Each line that follows is to be retyped exactly.

[Extracted data entries]
--

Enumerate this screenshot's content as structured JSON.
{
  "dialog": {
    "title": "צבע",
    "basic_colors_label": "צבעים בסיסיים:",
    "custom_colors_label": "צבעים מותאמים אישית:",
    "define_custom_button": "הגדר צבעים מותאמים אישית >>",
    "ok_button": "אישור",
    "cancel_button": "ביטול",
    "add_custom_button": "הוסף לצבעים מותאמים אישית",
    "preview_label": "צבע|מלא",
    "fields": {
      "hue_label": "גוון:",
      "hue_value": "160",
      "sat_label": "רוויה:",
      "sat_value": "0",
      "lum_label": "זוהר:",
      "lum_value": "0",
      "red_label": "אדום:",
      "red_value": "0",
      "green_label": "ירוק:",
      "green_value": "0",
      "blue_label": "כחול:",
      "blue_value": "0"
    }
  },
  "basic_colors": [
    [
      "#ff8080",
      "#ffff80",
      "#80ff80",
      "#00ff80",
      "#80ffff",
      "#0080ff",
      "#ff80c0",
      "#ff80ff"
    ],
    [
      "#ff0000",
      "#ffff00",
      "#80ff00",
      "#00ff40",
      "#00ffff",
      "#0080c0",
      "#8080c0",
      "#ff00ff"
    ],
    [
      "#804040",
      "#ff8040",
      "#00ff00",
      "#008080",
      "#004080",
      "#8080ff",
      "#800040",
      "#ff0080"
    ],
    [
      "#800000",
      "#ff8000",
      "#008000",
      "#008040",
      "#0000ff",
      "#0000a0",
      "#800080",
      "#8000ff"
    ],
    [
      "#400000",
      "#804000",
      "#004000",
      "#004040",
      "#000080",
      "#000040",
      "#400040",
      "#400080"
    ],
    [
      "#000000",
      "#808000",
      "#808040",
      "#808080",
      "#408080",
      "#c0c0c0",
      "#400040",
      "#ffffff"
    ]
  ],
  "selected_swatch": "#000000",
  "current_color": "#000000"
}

--

▶ **Result of the task**
Enumerate this screenshot's content as structured JSON.
{
  "dialog": {
    "title": "צבע",
    "basic_colors_label": "צבעים בסיסיים:",
    "custom_colors_label": "צבעים מותאמים אישית:",
    "define_custom_button": "הגדר צבעים מותאמים אישית >>",
    "ok_button": "אישור",
    "cancel_button": "ביטול",
    "add_custom_button": "הוסף לצבעים מותאמים אישית",
    "preview_label": "צבע|מלא",
    "fields": {
      "hue_label": "גוון:",
      "hue_value": "160",
      "sat_label": "רוויה:",
      "sat_value": "0",
      "lum_label": "זוהר:",
      "lum_value": "0",
      "red_label": "אדום:",
      "red_value": "0",
      "green_label": "ירוק:",
      "green_value": "0",
      "blue_label": "כחול:",
      "blue_value": "0"
    }
  },
  "basic_colors": [
    [
      "#ff8080",
      "#ffff80",
      "#80ff80",
      "#00ff80",
      "#80ffff",
      "#0080ff",
      "#ff80c0",
      "#ff80ff"
    ],
    [
      "#ff0000",
      "#ffff00",
      "#80ff00",
      "#00ff40",
      "#00ffff",
      "#0080c0",
      "#8080c0",
      "#ff00ff"
    ],
    [
      "#804040",
      "#ff8040",
      "#00ff00",
      "#008080",
      "#004080",
      "#8080ff",
      "#800040",
      "#ff0080"
    ],
    [
      "#800000",
      "#ff8000",
      "#008000",
      "#008040",
      "#0000ff",
      "#0000a0",
      "#800080",
      "#8000ff"
    ],
    [
      "#400000",
      "#804000",
      "#004000",
      "#004040",
      "#000080",
      "#000040",
      "#400040",
      "#400080"
    ],
    [
      "#000000",
      "#808000",
      "#808040",
      "#808080",
      "#408080",
      "#c0c0c0",
      "#400040",
      "#ffffff"
    ]
  ],
  "selected_swatch": "#000000",
  "current_color": "#000000"
}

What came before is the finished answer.